■ **原文抜粋**:
- - - - - - -

エルシーシ大統領が再選、2期目へ

(エジプト)

カイロ発

2018年04月05日

3月26~28日に行われた大統領選挙で、エルシーシ前大統領(注)が圧勝し再選された。対立候補者の相次ぐ辞退や一部の有権者からの批判がある中、2期目の政治運営についてどのような舵取りをするのか、注目されている。

1期目の実績に評価

4月2日、エルシーシ大統領の2期目就任が決定した。カイロ市内は選挙結果を祝うパレードが行われ、夜速くまでにぎわいを見せた。

2011年のアラブの春、2013年のモルシ政権の崩壊と10年に満たない間で2回の政変が発生した中、政権の立て直しに名乗り出たのがエルシーシ大統領だった。国家の安全と安定に力を入れ、成果を出さない閣僚は交代させるなど、国内改革に力を注いだ。カイロ中心部の治安は安定し、シナイ半島やリビア国境警備にも注力している。ニューカイロなどの新都市構想、エネルギー関連プロジェクトなども進行中だ。外交に目を向けても積極的に活動し、サウジアラビア、トルコ、米国、ドイツ、フランス、イタリア、ロシアなどとの関係強化を図っている。地域においても東アフリカ諸国を中心とした交流も活発で、各国との外交にも力を入れる。こうした実績は国際機関からも評価され、IMFや世界銀行は多額の融資を実行し、IMFは2017年11月にカイロに事務所を設置して、経済改革プログラムに関与している。このような状況をもたらしたエルシーシ大統領の功績は大きく、投票した国民から一定の信頼を得ている。

市民向け医療や住宅の充実、中小企業振興に期待

しかし、国民からは独裁政権による強権政治を懸念する声や、低所得者層向けのサポートプログラムの構築を期待する声が絶えない。現地ビジネス関係者へのヒアリングでは、今後の新政権への期待として、国民に利益をもたらすような住宅や医療の充実、農業・加工食品産業や観光関連サービス業の促進、中小企業の振興が挙げられている。

(注)大統領の名前について、今後は「エルシーシ」と表記する。

- - - - - - -

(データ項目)
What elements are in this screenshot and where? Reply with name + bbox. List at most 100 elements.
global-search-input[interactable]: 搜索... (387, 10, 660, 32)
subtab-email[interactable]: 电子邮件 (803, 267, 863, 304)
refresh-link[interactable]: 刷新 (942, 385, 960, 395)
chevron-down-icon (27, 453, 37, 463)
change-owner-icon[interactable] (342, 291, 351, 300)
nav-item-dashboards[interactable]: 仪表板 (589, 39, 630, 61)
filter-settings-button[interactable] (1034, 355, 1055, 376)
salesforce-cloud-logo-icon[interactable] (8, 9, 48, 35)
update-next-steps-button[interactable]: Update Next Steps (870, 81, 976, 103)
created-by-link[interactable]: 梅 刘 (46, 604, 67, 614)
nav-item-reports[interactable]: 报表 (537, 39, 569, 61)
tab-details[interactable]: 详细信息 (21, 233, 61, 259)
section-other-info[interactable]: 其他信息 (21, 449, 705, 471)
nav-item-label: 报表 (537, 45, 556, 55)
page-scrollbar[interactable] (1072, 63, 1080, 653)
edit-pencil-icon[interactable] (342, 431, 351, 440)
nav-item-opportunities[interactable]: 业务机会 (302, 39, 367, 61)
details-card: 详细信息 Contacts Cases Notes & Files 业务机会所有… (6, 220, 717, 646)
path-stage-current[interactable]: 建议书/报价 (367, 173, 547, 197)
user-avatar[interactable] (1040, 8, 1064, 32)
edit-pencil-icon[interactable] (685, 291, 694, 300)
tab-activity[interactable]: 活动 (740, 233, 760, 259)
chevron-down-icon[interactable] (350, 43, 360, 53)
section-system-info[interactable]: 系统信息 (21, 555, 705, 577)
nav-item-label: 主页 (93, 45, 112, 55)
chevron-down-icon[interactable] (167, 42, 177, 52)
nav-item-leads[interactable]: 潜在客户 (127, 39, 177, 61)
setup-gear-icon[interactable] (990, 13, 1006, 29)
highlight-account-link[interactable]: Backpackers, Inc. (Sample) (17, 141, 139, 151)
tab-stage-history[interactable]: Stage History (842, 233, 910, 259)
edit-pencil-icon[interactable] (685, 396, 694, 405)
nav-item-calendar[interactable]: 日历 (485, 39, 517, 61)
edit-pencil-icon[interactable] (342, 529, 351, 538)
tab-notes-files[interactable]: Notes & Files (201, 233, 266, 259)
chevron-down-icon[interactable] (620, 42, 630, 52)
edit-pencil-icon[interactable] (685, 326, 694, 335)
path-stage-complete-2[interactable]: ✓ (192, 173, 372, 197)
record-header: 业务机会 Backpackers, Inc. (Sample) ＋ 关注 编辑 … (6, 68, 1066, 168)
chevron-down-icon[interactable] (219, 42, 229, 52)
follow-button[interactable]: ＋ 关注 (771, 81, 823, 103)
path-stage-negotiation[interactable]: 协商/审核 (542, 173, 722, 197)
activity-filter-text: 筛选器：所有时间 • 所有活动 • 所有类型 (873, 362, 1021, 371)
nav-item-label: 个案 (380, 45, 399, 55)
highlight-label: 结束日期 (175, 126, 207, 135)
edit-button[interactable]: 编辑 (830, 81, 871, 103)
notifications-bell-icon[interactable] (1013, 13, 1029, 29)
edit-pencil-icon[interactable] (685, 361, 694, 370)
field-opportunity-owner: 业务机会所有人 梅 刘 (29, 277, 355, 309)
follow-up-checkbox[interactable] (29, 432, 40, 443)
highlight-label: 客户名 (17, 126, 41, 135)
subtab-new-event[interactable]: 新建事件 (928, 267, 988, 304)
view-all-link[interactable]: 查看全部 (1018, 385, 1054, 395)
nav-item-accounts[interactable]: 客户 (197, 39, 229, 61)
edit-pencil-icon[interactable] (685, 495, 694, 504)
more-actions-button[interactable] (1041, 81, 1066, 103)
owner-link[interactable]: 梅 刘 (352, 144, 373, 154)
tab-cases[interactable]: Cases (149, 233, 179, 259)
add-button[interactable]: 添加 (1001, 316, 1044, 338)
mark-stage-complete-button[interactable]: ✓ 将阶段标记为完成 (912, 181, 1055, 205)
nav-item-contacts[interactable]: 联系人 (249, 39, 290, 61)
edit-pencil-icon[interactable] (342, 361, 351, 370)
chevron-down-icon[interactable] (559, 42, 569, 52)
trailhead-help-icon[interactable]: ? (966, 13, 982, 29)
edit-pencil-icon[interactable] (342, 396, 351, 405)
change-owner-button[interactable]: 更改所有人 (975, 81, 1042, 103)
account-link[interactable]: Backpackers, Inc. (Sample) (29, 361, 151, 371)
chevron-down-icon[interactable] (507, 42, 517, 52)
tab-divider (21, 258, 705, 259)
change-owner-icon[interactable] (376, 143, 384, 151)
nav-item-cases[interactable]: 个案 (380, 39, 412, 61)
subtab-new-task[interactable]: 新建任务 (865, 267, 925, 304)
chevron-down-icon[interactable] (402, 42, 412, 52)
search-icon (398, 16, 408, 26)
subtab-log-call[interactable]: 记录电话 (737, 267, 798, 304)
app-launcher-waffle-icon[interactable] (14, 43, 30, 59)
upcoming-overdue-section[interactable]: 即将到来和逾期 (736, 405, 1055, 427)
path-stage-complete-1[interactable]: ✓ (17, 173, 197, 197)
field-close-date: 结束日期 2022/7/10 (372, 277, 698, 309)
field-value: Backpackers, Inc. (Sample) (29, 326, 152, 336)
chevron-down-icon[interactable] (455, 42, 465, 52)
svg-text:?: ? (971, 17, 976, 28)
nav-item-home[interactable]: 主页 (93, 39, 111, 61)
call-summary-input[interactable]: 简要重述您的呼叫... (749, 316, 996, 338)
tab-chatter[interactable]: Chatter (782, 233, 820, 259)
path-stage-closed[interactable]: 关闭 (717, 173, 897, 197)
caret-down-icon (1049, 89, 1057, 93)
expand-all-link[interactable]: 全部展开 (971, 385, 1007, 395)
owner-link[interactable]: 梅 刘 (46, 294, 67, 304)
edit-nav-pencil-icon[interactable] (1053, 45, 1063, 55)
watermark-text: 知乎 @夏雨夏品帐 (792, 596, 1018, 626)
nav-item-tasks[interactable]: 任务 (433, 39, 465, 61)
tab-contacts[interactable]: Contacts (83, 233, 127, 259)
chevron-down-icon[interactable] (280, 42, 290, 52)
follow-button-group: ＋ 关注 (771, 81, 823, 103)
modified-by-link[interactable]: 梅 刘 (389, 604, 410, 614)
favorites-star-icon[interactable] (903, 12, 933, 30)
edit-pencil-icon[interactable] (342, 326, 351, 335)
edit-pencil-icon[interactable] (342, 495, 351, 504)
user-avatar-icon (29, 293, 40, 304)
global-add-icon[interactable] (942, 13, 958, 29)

- - - - - - -

■ **必要な作業**:
a - エジプト大統領選の記事で、エルシーシ大統領が関係強化を図っている相手として名前が挙がっている国をすべて列挙する。
b - エジプト大統領選の記事の「3月26~28日に行われた大」から「(注)大統領の名前について、今後は「エルシーシ」と表記する。」までを、一字一句変えずに返してください。
c - エジプト大統領選の記事によると、IMFがカイロに事務所を設置したのはいつか。
データ項目はエジプト大統領選の記事とは関係がない。

■ **各作業の解答**:
a - サウジアラビア、トルコ、米国、ドイツ、フランス、イタリア、ロシア

b -
3月26~28日に行われた大統領選挙で、エルシーシ前大統領(注)が圧勝し再選された。対立候補者の相次ぐ辞退や一部の有権者からの批判がある中、2期目の政治運営についてどのような舵取りをするのか、注目されている。

1期目の実績に評価

4月2日、エルシーシ大統領の2期目就任が決定した。カイロ市内は選挙結果を祝うパレードが行われ、夜速くまでにぎわいを見せた。

2011年のアラブの春、2013年のモルシ政権の崩壊と10年に満たない間で2回の政変が発生した中、政権の立て直しに名乗り出たのがエルシーシ大統領だった。国家の安全と安定に力を入れ、成果を出さない閣僚は交代させるなど、国内改革に力を注いだ。カイロ中心部の治安は安定し、シナイ半島やリビア国境警備にも注力している。ニューカイロなどの新都市構想、エネルギー関連プロジェクトなども進行中だ。外交に目を向けても積極的に活動し、サウジアラビア、トルコ、米国、ドイツ、フランス、イタリア、ロシアなどとの関係強化を図っている。地域においても東アフリカ諸国を中心とした交流も活発で、各国との外交にも力を入れる。こうした実績は国際機関からも評価され、IMFや世界銀行は多額の融資を実行し、IMFは2017年11月にカイロに事務所を設置して、経済改革プログラムに関与している。このような状況をもたらしたエルシーシ大統領の功績は大きく、投票した国民から一定の信頼を得ている。

市民向け医療や住宅の充実、中小企業振興に期待

しかし、国民からは独裁政権による強権政治を懸念する声や、低所得者層向けのサポートプログラムの構築を期待する声が絶えない。現地ビジネス関係者へのヒアリングでは、今後の新政権への期待として、国民に利益をもたらすような住宅や医療の充実、農業・加工食品産業や観光関連サービス業の促進、中小企業の振興が挙げられている。

(注)大統領の名前について、今後は「エルシーシ」と表記する。

c - 2017年11月。